**Work to be completed:** Output the material beneath exactly, leaving nothing out.

**Material supplied:**
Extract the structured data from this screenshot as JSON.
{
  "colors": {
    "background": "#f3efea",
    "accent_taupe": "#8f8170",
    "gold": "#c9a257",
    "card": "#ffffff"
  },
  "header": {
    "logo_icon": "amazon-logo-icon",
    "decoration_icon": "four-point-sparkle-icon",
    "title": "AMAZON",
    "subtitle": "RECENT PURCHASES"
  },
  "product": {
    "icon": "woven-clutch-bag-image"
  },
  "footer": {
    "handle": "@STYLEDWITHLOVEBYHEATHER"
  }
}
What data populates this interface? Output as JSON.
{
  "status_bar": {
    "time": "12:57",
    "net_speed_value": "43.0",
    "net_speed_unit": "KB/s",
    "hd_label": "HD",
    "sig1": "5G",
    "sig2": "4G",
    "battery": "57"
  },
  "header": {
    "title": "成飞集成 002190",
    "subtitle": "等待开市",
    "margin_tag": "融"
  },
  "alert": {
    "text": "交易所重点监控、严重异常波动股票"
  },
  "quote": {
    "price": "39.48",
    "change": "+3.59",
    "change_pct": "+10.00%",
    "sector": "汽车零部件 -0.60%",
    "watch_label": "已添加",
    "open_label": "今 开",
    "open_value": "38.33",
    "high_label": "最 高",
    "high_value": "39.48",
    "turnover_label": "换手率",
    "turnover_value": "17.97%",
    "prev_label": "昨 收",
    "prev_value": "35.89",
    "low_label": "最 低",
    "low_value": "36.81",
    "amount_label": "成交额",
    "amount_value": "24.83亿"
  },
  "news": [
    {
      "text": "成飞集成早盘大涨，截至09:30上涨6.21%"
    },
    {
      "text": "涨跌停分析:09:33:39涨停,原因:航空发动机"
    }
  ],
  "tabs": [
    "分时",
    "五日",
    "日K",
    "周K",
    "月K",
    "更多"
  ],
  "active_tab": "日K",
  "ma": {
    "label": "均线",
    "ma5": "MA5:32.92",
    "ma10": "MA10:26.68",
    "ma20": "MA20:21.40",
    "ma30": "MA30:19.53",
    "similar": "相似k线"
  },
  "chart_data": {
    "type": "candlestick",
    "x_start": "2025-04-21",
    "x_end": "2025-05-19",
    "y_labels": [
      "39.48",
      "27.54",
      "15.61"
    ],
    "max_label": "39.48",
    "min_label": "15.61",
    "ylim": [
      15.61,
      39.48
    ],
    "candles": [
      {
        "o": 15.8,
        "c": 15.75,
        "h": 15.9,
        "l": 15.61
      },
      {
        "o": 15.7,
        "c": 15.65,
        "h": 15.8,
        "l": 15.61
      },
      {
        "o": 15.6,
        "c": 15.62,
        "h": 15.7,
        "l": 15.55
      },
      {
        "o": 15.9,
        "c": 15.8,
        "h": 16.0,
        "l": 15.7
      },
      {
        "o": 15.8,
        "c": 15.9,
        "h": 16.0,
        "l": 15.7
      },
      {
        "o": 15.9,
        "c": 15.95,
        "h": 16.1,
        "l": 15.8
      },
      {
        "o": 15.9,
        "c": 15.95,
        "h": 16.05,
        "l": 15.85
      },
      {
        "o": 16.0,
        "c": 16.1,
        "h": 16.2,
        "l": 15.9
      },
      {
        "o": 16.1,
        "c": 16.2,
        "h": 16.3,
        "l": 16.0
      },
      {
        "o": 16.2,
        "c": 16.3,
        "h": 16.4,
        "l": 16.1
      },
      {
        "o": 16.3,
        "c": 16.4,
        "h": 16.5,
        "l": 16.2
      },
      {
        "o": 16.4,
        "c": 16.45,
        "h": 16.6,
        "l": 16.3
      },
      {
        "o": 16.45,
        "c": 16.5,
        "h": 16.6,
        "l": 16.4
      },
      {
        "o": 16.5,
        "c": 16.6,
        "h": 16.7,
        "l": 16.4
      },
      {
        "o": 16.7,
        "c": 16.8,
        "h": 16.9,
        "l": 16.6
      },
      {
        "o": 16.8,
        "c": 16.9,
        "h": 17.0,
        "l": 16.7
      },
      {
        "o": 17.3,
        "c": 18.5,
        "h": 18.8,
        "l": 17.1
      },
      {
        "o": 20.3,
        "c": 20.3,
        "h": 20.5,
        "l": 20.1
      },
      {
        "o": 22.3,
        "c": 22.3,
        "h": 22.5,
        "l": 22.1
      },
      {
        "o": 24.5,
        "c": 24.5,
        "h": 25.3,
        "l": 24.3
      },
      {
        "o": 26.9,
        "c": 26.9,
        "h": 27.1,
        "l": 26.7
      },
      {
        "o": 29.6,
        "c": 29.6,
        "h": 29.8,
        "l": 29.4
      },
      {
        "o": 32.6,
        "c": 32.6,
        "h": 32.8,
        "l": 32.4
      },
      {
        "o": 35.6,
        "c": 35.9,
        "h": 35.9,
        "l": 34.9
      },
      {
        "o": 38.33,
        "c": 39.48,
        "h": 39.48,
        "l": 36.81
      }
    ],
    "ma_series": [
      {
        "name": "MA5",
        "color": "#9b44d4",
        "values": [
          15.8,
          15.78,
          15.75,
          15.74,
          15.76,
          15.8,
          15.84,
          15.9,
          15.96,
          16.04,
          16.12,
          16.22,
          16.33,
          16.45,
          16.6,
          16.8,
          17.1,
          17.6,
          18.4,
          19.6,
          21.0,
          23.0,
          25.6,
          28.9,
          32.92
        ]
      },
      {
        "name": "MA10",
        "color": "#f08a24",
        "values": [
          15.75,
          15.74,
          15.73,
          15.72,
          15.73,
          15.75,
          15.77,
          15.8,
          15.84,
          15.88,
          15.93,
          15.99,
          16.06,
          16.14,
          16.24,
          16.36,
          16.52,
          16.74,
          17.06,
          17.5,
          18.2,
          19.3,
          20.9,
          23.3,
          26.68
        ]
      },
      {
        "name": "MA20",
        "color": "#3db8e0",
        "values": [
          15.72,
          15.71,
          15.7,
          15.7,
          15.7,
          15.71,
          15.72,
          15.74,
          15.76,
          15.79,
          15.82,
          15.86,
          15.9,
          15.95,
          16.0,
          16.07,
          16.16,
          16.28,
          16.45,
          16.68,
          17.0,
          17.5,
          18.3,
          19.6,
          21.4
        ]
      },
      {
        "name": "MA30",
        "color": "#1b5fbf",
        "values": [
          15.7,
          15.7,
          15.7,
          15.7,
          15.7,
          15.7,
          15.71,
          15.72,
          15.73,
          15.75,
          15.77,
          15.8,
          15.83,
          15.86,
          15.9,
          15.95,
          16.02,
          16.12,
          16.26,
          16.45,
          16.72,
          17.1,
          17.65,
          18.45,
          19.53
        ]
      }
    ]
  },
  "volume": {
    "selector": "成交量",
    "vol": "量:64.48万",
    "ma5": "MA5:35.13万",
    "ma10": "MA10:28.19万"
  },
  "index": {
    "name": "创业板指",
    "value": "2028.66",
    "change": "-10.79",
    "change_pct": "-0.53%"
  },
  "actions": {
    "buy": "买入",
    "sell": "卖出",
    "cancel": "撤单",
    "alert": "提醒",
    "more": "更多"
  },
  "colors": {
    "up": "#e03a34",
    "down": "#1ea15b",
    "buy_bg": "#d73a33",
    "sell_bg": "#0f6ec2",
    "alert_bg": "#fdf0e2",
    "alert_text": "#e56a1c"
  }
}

**Answer to the problem:**
Extract the structured data from this screenshot as JSON.
{
  "colors": {
    "background": "#f3efea",
    "accent_taupe": "#8f8170",
    "gold": "#c9a257",
    "card": "#ffffff"
  },
  "header": {
    "logo_icon": "amazon-logo-icon",
    "decoration_icon": "four-point-sparkle-icon",
    "title": "AMAZON",
    "subtitle": "RECENT PURCHASES"
  },
  "product": {
    "icon": "woven-clutch-bag-image"
  },
  "footer": {
    "handle": "@STYLEDWITHLOVEBYHEATHER"
  }
}
What data populates this interface? Output as JSON.
{
  "status_bar": {
    "time": "12:57",
    "net_speed_value": "43.0",
    "net_speed_unit": "KB/s",
    "hd_label": "HD",
    "sig1": "5G",
    "sig2": "4G",
    "battery": "57"
  },
  "header": {
    "title": "成飞集成 002190",
    "subtitle": "等待开市",
    "margin_tag": "融"
  },
  "alert": {
    "text": "交易所重点监控、严重异常波动股票"
  },
  "quote": {
    "price": "39.48",
    "change": "+3.59",
    "change_pct": "+10.00%",
    "sector": "汽车零部件 -0.60%",
    "watch_label": "已添加",
    "open_label": "今 开",
    "open_value": "38.33",
    "high_label": "最 高",
    "high_value": "39.48",
    "turnover_label": "换手率",
    "turnover_value": "17.97%",
    "prev_label": "昨 收",
    "prev_value": "35.89",
    "low_label": "最 低",
    "low_value": "36.81",
    "amount_label": "成交额",
    "amount_value": "24.83亿"
  },
  "news": [
    {
      "text": "成飞集成早盘大涨，截至09:30上涨6.21%"
    },
    {
      "text": "涨跌停分析:09:33:39涨停,原因:航空发动机"
    }
  ],
  "tabs": [
    "分时",
    "五日",
    "日K",
    "周K",
    "月K",
    "更多"
  ],
  "active_tab": "日K",
  "ma": {
    "label": "均线",
    "ma5": "MA5:32.92",
    "ma10": "MA10:26.68",
    "ma20": "MA20:21.40",
    "ma30": "MA30:19.53",
    "similar": "相似k线"
  },
  "chart_data": {
    "type": "candlestick",
    "x_start": "2025-04-21",
    "x_end": "2025-05-19",
    "y_labels": [
      "39.48",
      "27.54",
      "15.61"
    ],
    "max_label": "39.48",
    "min_label": "15.61",
    "ylim": [
      15.61,
      39.48
    ],
    "candles": [
      {
        "o": 15.8,
        "c": 15.75,
        "h": 15.9,
        "l": 15.61
      },
      {
        "o": 15.7,
        "c": 15.65,
        "h": 15.8,
        "l": 15.61
      },
      {
        "o": 15.6,
        "c": 15.62,
        "h": 15.7,
        "l": 15.55
      },
      {
        "o": 15.9,
        "c": 15.8,
        "h": 16.0,
        "l": 15.7
      },
      {
        "o": 15.8,
        "c": 15.9,
        "h": 16.0,
        "l": 15.7
      },
      {
        "o": 15.9,
        "c": 15.95,
        "h": 16.1,
        "l": 15.8
      },
      {
        "o": 15.9,
        "c": 15.95,
        "h": 16.05,
        "l": 15.85
      },
      {
        "o": 16.0,
        "c": 16.1,
        "h": 16.2,
        "l": 15.9
      },
      {
        "o": 16.1,
        "c": 16.2,
        "h": 16.3,
        "l": 16.0
      },
      {
        "o": 16.2,
        "c": 16.3,
        "h": 16.4,
        "l": 16.1
      },
      {
        "o": 16.3,
        "c": 16.4,
        "h": 16.5,
        "l": 16.2
      },
      {
        "o": 16.4,
        "c": 16.45,
        "h": 16.6,
        "l": 16.3
      },
      {
        "o": 16.45,
        "c": 16.5,
        "h": 16.6,
        "l": 16.4
      },
      {
        "o": 16.5,
        "c": 16.6,
        "h": 16.7,
        "l": 16.4
      },
      {
        "o": 16.7,
        "c": 16.8,
        "h": 16.9,
        "l": 16.6
      },
      {
        "o": 16.8,
        "c": 16.9,
        "h": 17.0,
        "l": 16.7
      },
      {
        "o": 17.3,
        "c": 18.5,
        "h": 18.8,
        "l": 17.1
      },
      {
        "o": 20.3,
        "c": 20.3,
        "h": 20.5,
        "l": 20.1
      },
      {
        "o": 22.3,
        "c": 22.3,
        "h": 22.5,
        "l": 22.1
      },
      {
        "o": 24.5,
        "c": 24.5,
        "h": 25.3,
        "l": 24.3
      },
      {
        "o": 26.9,
        "c": 26.9,
        "h": 27.1,
        "l": 26.7
      },
      {
        "o": 29.6,
        "c": 29.6,
        "h": 29.8,
        "l": 29.4
      },
      {
        "o": 32.6,
        "c": 32.6,
        "h": 32.8,
        "l": 32.4
      },
      {
        "o": 35.6,
        "c": 35.9,
        "h": 35.9,
        "l": 34.9
      },
      {
        "o": 38.33,
        "c": 39.48,
        "h": 39.48,
        "l": 36.81
      }
    ],
    "ma_series": [
      {
        "name": "MA5",
        "color": "#9b44d4",
        "values": [
          15.8,
          15.78,
          15.75,
          15.74,
          15.76,
          15.8,
          15.84,
          15.9,
          15.96,
          16.04,
          16.12,
          16.22,
          16.33,
          16.45,
          16.6,
          16.8,
          17.1,
          17.6,
          18.4,
          19.6,
          21.0,
          23.0,
          25.6,
          28.9,
          32.92
        ]
      },
      {
        "name": "MA10",
        "color": "#f08a24",
        "values": [
          15.75,
          15.74,
          15.73,
          15.72,
          15.73,
          15.75,
          15.77,
          15.8,
          15.84,
          15.88,
          15.93,
          15.99,
          16.06,
          16.14,
          16.24,
          16.36,
          16.52,
          16.74,
          17.06,
          17.5,
          18.2,
          19.3,
          20.9,
          23.3,
          26.68
        ]
      },
      {
        "name": "MA20",
        "color": "#3db8e0",
        "values": [
          15.72,
          15.71,
          15.7,
          15.7,
          15.7,
          15.71,
          15.72,
          15.74,
          15.76,
          15.79,
          15.82,
          15.86,
          15.9,
          15.95,
          16.0,
          16.07,
          16.16,
          16.28,
          16.45,
          16.68,
          17.0,
          17.5,
          18.3,
          19.6,
          21.4
        ]
      },
      {
        "name": "MA30",
        "color": "#1b5fbf",
        "values": [
          15.7,
          15.7,
          15.7,
          15.7,
          15.7,
          15.7,
          15.71,
          15.72,
          15.73,
          15.75,
          15.77,
          15.8,
          15.83,
          15.86,
          15.9,
          15.95,
          16.02,
          16.12,
          16.26,
          16.45,
          16.72,
          17.1,
          17.65,
          18.45,
          19.53
        ]
      }
    ]
  },
  "volume": {
    "selector": "成交量",
    "vol": "量:64.48万",
    "ma5": "MA5:35.13万",
    "ma10": "MA10:28.19万"
  },
  "index": {
    "name": "创业板指",
    "value": "2028.66",
    "change": "-10.79",
    "change_pct": "-0.53%"
  },
  "actions": {
    "buy": "买入",
    "sell": "卖出",
    "cancel": "撤单",
    "alert": "提醒",
    "more": "更多"
  },
  "colors": {
    "up": "#e03a34",
    "down": "#1ea15b",
    "buy_bg": "#d73a33",
    "sell_bg": "#0f6ec2",
    "alert_bg": "#fdf0e2",
    "alert_text": "#e56a1c"
  }
}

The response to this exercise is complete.